## DATA TO PROCESS
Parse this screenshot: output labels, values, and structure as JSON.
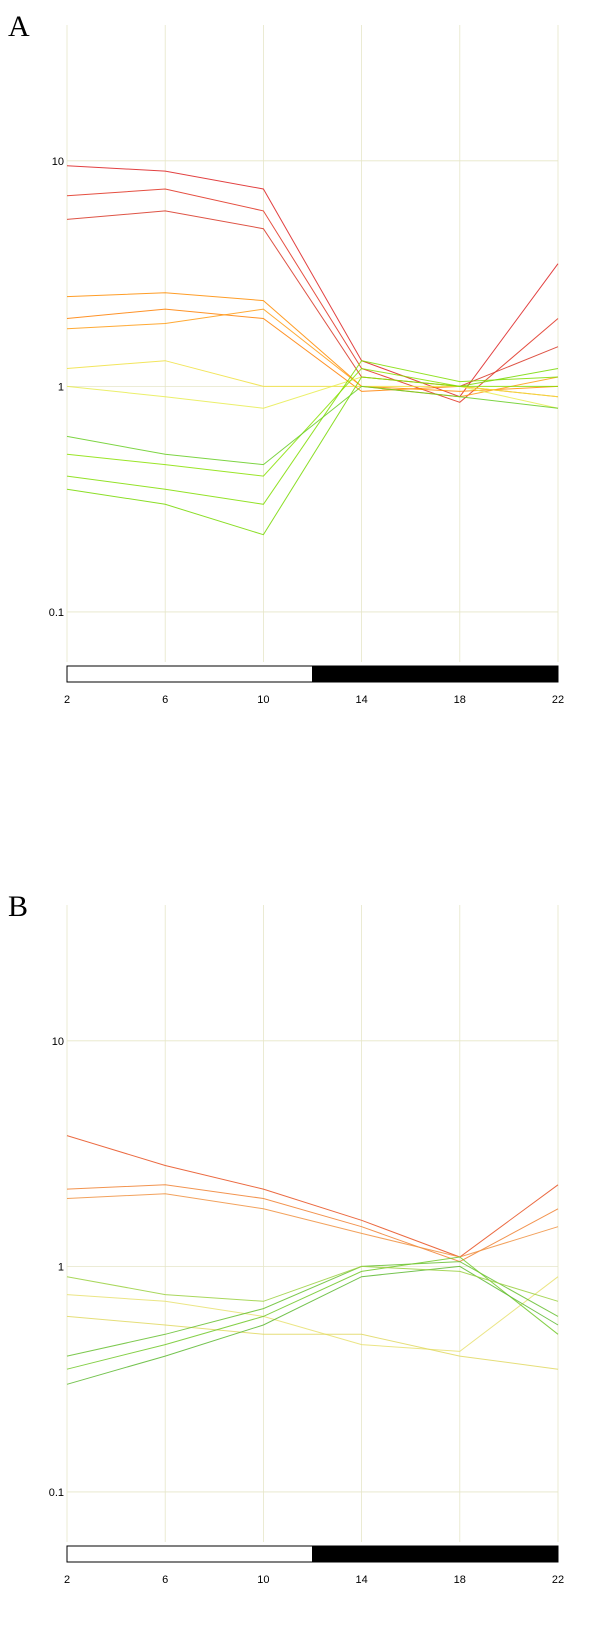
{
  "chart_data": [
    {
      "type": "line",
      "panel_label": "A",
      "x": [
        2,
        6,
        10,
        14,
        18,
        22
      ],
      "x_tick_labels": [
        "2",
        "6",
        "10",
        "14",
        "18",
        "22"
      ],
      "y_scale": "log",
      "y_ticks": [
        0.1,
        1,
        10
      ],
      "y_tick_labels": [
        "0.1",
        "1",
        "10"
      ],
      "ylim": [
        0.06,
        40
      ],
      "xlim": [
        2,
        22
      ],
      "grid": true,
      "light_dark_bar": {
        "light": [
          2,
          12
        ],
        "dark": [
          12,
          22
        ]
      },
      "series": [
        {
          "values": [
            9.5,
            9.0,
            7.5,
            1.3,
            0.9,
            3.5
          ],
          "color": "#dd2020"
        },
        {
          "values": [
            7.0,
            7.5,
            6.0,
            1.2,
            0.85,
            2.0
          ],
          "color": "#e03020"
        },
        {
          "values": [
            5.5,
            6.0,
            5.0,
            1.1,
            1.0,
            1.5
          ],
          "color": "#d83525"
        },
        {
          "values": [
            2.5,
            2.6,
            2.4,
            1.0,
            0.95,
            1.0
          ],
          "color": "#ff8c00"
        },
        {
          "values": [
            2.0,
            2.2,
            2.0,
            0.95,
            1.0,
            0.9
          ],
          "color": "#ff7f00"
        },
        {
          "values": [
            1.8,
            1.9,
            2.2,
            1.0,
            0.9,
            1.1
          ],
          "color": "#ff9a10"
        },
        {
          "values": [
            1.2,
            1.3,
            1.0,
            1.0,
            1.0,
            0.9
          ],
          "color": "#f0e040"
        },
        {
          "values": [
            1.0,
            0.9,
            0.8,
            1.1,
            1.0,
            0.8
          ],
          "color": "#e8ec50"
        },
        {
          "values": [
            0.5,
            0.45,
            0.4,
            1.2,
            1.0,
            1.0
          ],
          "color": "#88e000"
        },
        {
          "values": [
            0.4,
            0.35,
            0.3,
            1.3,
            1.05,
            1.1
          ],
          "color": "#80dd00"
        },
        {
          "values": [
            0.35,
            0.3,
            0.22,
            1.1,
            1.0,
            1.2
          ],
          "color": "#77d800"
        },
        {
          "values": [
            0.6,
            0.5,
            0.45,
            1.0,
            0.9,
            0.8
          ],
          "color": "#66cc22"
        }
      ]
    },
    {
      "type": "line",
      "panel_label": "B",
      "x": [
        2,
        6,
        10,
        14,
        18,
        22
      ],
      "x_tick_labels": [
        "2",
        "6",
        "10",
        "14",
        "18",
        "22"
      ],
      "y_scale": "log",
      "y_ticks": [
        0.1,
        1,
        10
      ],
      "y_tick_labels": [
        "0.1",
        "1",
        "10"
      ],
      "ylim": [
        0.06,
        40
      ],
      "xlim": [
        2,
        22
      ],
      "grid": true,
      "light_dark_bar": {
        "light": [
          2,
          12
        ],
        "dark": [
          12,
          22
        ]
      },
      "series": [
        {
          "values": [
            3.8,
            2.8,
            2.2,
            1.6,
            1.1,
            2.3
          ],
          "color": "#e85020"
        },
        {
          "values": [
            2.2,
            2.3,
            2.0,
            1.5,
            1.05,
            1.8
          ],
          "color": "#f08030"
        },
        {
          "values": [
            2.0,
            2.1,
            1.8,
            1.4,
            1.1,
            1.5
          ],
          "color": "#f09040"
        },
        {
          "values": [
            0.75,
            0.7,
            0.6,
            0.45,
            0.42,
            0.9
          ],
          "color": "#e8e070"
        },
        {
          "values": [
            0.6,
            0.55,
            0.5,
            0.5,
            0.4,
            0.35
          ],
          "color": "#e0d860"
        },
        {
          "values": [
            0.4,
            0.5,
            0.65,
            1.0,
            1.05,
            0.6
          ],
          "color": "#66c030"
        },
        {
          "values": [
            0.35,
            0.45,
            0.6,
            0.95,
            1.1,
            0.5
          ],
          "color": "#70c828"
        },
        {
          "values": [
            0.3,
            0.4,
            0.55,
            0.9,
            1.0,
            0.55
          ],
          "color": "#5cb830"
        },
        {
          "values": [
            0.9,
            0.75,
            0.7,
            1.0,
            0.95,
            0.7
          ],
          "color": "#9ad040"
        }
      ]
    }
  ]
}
--
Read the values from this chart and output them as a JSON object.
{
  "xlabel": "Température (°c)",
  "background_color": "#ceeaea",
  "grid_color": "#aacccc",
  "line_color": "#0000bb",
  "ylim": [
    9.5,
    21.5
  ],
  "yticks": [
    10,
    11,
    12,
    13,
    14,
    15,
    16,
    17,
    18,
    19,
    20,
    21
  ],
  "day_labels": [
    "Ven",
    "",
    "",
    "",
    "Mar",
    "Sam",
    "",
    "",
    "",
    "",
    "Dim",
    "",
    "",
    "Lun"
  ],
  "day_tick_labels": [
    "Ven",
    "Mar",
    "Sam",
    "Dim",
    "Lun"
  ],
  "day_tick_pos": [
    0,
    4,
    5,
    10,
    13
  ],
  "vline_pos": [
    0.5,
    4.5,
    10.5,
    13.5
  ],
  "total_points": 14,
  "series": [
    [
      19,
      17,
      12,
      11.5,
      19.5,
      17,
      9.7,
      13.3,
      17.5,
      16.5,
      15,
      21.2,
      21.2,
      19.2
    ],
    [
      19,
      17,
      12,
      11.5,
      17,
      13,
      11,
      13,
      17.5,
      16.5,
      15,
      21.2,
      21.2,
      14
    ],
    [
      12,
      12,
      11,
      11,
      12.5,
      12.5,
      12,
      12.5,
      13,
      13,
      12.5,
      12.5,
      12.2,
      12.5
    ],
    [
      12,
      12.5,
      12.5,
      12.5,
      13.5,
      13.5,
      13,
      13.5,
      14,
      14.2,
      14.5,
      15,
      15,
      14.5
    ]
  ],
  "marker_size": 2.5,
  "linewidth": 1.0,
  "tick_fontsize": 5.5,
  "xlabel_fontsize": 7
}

## WORK REQUIRED
Among the entries above, how many lines include the word "this"? Reply with the number only.

## EXPECTED ANSWER
2